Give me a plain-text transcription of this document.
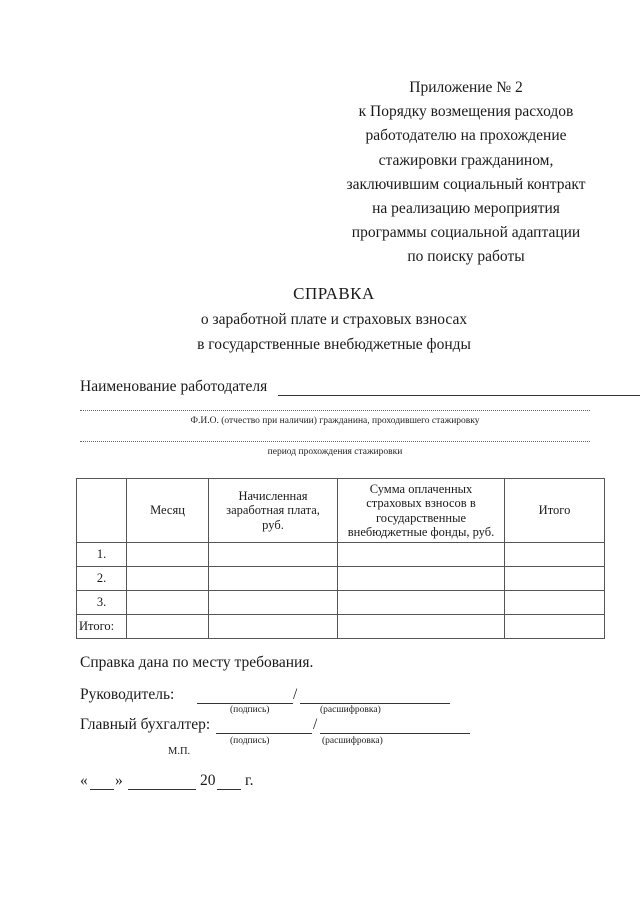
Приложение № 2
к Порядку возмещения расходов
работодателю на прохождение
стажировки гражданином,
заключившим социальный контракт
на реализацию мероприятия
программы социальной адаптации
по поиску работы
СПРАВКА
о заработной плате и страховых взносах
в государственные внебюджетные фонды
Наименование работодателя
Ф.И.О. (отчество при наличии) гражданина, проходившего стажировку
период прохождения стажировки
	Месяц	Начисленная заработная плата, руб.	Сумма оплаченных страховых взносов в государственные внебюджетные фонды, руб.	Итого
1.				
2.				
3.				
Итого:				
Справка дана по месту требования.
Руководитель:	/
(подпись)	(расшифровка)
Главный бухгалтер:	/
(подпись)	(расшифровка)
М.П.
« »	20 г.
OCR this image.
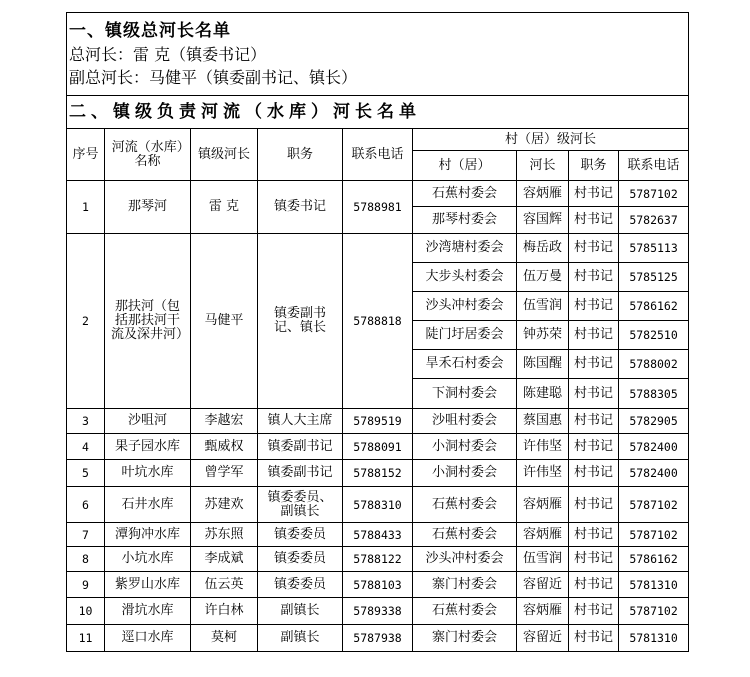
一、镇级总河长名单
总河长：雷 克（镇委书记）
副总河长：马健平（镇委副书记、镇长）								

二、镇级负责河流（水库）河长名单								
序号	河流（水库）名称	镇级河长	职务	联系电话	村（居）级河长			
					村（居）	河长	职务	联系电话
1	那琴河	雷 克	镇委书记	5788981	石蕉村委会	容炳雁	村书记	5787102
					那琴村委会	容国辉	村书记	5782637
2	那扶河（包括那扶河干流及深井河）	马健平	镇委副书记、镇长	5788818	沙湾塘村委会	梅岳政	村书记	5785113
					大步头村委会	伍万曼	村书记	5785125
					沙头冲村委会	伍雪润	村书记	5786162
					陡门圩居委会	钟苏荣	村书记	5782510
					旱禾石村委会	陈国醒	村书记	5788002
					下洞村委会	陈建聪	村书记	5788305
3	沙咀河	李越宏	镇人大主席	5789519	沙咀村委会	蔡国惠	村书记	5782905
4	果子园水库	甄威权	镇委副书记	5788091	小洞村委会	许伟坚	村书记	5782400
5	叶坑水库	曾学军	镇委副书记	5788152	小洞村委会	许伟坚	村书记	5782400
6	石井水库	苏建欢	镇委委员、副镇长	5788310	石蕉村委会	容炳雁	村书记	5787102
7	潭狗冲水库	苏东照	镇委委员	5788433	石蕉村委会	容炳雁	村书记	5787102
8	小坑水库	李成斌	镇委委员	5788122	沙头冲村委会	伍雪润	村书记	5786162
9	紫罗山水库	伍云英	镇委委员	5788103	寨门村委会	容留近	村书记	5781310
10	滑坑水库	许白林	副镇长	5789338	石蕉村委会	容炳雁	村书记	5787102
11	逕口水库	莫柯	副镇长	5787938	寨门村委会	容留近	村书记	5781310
━━━━━━━━━━━━━━━━━━━━━━━━━━━━━━
--- EXERCISE AIM ---
Go through the entries above and copy every line containing "Итого".

--- FINAL RESULT ---
	Месяц	Начисленная заработная плата, руб.	Сумма оплаченных страховых взносов в государственные внебюджетные фонды, руб.	Итого
Итого:				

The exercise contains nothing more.